● **PROBLEM STATEMENT**
Entries follow. Set all of them down as they stand.

━━━━━ LISTED ENTRIES ━━━━━

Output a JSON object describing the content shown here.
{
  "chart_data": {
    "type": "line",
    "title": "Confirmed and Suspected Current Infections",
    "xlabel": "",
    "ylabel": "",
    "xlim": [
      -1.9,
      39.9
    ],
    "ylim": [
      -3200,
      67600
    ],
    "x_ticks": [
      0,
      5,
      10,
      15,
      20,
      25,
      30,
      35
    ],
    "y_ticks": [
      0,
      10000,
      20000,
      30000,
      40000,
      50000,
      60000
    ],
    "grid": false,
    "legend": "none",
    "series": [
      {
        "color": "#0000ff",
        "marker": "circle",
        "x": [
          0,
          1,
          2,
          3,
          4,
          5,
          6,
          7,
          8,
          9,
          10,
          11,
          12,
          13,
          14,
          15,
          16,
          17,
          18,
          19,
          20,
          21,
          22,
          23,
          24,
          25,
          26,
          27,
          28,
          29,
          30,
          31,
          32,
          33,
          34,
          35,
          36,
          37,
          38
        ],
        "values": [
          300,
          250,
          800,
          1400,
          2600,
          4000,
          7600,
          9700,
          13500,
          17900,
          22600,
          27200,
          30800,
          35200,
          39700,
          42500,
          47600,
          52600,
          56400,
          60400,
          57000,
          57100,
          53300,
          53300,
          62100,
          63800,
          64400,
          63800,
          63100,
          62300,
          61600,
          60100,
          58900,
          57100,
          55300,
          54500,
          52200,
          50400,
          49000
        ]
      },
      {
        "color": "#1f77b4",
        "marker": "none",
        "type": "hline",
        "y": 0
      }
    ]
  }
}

━━━━━

● **RESULT OF THE EXERCISE**
Output a JSON object describing the content shown here.
{
  "chart_data": {
    "type": "line",
    "title": "Confirmed and Suspected Current Infections",
    "xlabel": "",
    "ylabel": "",
    "xlim": [
      -1.9,
      39.9
    ],
    "ylim": [
      -3200,
      67600
    ],
    "x_ticks": [
      0,
      5,
      10,
      15,
      20,
      25,
      30,
      35
    ],
    "y_ticks": [
      0,
      10000,
      20000,
      30000,
      40000,
      50000,
      60000
    ],
    "grid": false,
    "legend": "none",
    "series": [
      {
        "color": "#0000ff",
        "marker": "circle",
        "x": [
          0,
          1,
          2,
          3,
          4,
          5,
          6,
          7,
          8,
          9,
          10,
          11,
          12,
          13,
          14,
          15,
          16,
          17,
          18,
          19,
          20,
          21,
          22,
          23,
          24,
          25,
          26,
          27,
          28,
          29,
          30,
          31,
          32,
          33,
          34,
          35,
          36,
          37,
          38
        ],
        "values": [
          300,
          250,
          800,
          1400,
          2600,
          4000,
          7600,
          9700,
          13500,
          17900,
          22600,
          27200,
          30800,
          35200,
          39700,
          42500,
          47600,
          52600,
          56400,
          60400,
          57000,
          57100,
          53300,
          53300,
          62100,
          63800,
          64400,
          63800,
          63100,
          62300,
          61600,
          60100,
          58900,
          57100,
          55300,
          54500,
          52200,
          50400,
          49000
        ]
      },
      {
        "color": "#1f77b4",
        "marker": "none",
        "type": "hline",
        "y": 0
      }
    ]
  }
}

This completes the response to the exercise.